Written problem
Look for the word "screenshot" in the entries below, then copy every line that has it.

:: Given entries ::

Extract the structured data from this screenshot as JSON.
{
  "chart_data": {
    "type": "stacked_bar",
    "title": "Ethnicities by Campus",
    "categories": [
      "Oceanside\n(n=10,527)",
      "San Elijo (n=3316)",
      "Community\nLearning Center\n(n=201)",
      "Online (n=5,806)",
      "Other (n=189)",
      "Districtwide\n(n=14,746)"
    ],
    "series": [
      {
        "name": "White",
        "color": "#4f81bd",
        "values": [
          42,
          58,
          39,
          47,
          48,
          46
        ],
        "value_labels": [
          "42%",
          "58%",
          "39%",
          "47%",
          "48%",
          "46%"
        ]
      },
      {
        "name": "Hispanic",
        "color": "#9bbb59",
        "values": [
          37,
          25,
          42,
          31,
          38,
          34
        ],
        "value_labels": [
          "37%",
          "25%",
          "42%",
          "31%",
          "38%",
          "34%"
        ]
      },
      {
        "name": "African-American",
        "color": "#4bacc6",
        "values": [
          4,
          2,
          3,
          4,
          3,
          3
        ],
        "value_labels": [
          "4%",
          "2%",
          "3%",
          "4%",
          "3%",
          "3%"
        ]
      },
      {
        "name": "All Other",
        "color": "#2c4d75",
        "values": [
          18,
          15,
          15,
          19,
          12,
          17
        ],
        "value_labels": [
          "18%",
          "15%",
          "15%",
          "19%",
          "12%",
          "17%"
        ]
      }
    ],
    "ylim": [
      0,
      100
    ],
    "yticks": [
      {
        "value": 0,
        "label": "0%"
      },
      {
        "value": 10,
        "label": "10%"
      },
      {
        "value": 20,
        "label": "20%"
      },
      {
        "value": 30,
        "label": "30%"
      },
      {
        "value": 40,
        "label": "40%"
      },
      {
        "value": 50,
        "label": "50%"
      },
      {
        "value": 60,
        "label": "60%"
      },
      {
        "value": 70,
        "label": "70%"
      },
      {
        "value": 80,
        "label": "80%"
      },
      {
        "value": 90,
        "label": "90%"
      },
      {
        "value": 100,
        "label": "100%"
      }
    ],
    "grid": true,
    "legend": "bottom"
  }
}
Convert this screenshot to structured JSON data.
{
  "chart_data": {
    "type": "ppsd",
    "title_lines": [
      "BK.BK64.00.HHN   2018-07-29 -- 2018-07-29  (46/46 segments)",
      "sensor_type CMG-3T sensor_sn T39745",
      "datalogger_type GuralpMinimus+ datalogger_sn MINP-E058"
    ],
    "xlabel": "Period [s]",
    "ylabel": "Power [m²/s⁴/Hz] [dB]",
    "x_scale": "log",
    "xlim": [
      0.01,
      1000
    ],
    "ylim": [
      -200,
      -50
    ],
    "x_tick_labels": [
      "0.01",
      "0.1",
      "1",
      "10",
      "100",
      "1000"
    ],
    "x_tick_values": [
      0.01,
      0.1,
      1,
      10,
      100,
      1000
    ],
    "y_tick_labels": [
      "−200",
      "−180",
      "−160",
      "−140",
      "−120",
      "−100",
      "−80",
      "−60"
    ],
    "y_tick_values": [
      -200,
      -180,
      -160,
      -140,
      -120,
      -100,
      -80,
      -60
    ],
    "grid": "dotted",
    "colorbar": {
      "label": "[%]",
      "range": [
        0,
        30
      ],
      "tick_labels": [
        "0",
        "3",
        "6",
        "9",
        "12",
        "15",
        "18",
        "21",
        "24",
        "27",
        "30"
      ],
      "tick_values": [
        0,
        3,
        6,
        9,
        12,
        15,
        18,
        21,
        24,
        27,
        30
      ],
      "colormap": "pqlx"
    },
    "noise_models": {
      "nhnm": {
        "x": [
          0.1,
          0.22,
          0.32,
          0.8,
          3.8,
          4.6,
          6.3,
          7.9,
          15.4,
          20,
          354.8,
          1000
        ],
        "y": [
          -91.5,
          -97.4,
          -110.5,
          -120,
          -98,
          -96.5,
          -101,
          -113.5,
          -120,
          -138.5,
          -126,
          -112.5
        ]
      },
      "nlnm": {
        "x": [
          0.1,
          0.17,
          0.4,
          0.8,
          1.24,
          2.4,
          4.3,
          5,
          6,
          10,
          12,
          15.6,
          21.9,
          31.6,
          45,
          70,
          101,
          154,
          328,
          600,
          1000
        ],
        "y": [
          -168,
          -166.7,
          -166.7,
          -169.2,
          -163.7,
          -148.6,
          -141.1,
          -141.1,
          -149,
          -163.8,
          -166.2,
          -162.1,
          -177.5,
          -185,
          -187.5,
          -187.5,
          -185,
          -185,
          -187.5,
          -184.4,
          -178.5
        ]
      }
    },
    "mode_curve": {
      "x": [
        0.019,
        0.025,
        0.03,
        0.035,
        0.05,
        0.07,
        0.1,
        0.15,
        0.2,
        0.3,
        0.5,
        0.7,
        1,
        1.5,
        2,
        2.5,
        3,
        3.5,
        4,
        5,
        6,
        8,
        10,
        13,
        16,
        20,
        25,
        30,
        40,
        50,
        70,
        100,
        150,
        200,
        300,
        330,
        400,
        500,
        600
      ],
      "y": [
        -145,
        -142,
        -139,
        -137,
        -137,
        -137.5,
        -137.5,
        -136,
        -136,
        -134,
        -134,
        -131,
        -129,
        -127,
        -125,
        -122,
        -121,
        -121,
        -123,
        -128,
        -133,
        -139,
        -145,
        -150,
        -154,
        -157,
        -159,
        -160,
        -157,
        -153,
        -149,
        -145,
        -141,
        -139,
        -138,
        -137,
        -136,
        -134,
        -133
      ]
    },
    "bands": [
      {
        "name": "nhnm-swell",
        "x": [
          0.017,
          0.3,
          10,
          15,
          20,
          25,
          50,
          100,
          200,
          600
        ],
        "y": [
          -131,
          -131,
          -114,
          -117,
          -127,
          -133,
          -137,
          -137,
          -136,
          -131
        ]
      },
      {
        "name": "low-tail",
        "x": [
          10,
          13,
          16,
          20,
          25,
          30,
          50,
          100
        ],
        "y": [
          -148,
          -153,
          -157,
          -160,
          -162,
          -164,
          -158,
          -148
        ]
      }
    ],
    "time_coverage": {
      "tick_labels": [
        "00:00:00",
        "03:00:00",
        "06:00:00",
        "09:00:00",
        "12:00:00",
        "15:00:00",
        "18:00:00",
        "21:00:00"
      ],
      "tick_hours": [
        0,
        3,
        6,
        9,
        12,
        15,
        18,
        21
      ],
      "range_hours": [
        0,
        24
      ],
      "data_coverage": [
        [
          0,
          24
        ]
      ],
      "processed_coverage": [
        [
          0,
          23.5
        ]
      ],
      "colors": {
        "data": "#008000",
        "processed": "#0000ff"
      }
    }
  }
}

:::

Written response
Extract the structured data from this screenshot as JSON.
Convert this screenshot to structured JSON data.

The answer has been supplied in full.